## What is needed
Can you transcribe, word for word, the part of the essay on breath and silence that begins at "Breathing is also" and stops after "far it can go."?
Top of Page excerpt
Breath and Silence

Breath and silence

It struck me while I was sitting cross legged on the floor ready for my meditation practice- breathing is the first and the last act of life, essentially the first and last thing that we do. It is by no means a novel thought, but the realization was loud and clear.

Breathing is also the only consistent companion that we have. When everything and everyone else in life including oneself is changing, it is comforting to know that breath will take us through to the end.

The breath that is gentle and full when we are sound asleep and the breath that is shallow and quick with a burning tinge when we are anxious. This breath is an indication of our wellbeing and happiness. We can send this breath to different parts our body as a messenger of goodwill. I like to send it to my scalp to get a mild tingling buzz and to my stomach to calm the angry juices of anxiety and to the tips of my toes to see how far it can go.
Bottom of Page excerpt
Top of Information shown
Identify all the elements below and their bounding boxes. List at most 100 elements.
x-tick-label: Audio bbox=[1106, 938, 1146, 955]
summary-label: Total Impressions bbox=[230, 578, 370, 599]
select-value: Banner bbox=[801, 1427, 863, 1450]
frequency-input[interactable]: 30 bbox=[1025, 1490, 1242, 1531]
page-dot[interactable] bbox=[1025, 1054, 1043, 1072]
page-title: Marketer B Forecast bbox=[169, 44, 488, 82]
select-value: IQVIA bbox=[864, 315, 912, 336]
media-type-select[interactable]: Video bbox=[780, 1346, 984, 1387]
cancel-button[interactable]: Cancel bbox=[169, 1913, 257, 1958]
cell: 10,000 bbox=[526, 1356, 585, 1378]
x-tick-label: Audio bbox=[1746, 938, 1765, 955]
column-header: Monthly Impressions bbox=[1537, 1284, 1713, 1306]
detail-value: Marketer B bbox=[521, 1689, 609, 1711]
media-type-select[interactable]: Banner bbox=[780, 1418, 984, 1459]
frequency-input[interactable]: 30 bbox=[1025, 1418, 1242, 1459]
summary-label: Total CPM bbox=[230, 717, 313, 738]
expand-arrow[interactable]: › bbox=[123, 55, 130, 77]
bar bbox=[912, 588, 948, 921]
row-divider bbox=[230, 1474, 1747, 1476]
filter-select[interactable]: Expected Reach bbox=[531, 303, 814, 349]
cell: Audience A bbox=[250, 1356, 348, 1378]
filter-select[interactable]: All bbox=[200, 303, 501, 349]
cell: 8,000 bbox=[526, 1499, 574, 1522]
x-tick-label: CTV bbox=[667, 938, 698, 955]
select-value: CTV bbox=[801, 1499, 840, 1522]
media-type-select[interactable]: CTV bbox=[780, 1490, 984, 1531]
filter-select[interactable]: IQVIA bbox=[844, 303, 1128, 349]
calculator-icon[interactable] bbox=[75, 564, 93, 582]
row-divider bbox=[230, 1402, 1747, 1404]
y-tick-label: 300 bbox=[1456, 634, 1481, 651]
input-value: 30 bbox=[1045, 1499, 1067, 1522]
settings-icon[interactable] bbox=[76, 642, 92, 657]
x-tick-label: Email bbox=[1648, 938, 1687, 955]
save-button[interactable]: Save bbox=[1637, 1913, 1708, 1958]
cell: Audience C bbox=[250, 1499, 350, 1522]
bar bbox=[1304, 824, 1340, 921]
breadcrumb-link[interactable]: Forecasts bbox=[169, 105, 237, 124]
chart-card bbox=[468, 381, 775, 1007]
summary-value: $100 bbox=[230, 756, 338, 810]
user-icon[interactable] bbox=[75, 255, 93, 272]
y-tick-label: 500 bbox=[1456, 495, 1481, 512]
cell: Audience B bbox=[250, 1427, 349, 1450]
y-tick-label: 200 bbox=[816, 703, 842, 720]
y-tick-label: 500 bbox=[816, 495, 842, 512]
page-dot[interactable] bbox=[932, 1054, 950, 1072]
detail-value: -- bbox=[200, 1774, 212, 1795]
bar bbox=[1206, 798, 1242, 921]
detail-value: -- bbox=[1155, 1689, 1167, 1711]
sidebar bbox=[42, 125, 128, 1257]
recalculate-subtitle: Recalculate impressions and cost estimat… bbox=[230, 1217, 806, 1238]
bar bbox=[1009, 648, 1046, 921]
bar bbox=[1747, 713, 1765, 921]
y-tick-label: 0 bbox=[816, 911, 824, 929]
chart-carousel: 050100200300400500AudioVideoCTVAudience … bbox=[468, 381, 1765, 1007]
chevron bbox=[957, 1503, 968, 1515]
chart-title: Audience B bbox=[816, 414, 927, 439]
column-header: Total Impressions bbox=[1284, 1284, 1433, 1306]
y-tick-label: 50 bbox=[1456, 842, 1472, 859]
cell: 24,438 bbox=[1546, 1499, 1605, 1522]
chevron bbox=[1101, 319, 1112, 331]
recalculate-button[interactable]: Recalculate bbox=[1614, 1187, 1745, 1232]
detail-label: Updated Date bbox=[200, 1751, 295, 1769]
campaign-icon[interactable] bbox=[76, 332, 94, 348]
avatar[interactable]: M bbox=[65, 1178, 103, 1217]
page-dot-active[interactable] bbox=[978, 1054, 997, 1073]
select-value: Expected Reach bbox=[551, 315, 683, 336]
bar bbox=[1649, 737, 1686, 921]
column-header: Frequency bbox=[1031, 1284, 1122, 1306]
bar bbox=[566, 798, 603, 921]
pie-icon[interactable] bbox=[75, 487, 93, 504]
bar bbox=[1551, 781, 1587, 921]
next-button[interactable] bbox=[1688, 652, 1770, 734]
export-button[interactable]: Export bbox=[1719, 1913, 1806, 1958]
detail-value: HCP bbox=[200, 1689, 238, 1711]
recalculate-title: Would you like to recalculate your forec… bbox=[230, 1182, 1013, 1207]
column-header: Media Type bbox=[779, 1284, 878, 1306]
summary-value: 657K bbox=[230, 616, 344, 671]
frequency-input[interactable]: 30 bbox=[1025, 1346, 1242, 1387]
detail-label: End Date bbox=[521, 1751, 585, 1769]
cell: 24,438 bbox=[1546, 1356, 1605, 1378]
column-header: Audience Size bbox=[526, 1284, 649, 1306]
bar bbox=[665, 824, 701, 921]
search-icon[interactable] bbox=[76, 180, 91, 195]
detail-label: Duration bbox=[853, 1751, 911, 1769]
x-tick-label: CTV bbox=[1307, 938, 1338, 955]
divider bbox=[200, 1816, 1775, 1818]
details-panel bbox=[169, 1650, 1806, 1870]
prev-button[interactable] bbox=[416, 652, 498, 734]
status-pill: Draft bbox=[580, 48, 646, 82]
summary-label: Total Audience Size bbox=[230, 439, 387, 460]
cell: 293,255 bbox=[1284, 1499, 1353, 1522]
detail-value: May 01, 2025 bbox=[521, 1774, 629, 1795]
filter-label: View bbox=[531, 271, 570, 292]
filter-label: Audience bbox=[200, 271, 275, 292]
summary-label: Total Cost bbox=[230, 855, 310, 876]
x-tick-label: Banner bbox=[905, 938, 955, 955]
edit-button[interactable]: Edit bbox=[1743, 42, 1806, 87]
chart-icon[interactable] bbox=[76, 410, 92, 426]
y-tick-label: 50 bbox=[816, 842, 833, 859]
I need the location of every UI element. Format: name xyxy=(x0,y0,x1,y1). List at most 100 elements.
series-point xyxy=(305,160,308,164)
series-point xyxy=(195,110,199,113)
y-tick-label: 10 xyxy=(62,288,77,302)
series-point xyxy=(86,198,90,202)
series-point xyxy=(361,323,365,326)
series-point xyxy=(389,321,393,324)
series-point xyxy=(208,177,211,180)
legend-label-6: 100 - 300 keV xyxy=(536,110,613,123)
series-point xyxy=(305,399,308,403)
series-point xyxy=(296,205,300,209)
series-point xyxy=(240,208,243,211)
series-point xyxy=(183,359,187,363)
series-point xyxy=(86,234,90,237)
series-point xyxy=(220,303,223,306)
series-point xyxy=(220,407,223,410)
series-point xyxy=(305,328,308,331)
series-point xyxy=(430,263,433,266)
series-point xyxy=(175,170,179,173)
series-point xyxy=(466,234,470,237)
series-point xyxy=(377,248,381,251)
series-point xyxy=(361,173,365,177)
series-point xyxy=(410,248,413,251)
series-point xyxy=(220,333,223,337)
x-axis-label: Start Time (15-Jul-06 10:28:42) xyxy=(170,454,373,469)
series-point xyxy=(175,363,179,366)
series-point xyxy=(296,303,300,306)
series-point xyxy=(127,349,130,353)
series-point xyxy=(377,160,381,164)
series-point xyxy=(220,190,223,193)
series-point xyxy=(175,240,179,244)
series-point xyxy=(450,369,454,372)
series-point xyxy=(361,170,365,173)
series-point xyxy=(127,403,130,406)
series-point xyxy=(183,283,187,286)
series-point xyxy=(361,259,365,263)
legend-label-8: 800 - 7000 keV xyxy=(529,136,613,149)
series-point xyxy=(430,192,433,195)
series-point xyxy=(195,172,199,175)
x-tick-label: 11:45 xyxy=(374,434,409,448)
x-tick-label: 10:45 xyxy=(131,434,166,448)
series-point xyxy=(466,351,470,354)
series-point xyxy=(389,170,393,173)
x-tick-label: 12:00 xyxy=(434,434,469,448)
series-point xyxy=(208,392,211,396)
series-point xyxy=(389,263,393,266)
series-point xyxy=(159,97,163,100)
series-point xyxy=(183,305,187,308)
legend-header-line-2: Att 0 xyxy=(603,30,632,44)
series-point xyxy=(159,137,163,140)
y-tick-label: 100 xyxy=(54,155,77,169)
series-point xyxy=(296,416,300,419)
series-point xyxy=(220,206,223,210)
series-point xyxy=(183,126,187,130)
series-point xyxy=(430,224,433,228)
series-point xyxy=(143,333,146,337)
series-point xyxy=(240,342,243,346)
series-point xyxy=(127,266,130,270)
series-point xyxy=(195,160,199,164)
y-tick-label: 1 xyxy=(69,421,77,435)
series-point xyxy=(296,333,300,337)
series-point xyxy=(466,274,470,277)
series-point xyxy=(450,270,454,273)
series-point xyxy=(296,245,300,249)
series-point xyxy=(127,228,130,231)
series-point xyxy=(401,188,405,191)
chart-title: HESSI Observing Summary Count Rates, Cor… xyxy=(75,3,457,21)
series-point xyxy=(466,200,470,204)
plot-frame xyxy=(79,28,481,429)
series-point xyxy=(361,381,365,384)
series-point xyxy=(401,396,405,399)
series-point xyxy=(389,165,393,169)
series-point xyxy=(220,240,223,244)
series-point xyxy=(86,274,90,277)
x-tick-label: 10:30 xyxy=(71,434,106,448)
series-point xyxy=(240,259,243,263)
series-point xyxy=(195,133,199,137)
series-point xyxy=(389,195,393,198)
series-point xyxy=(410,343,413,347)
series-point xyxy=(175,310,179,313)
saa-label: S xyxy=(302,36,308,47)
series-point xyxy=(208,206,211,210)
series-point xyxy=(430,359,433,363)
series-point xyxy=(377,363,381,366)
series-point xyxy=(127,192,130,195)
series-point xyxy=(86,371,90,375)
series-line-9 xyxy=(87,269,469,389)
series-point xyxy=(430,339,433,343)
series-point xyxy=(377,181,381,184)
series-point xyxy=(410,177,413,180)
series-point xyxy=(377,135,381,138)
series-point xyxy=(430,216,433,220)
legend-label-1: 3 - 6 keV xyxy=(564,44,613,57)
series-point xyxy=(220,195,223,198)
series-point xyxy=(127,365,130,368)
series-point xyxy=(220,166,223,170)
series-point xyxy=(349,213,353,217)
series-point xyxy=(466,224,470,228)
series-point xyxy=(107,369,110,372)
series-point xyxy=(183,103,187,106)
Bottom of Information shown
## Answer to this exercise
Breathing is also the only consistent companion that we have. When everything and everyone else in life including oneself is changing, it is comforting to know that breath will take us through to the end.

The breath that is gentle and full when we are sound asleep and the breath that is shallow and quick with a burning tinge when we are anxious. This breath is an indication of our wellbeing and happiness. We can send this breath to different parts our body as a messenger of goodwill. I like to send it to my scalp to get a mild tingling buzz and to my stomach to calm the angry juices of anxiety and to the tips of my toes to see how far it can go.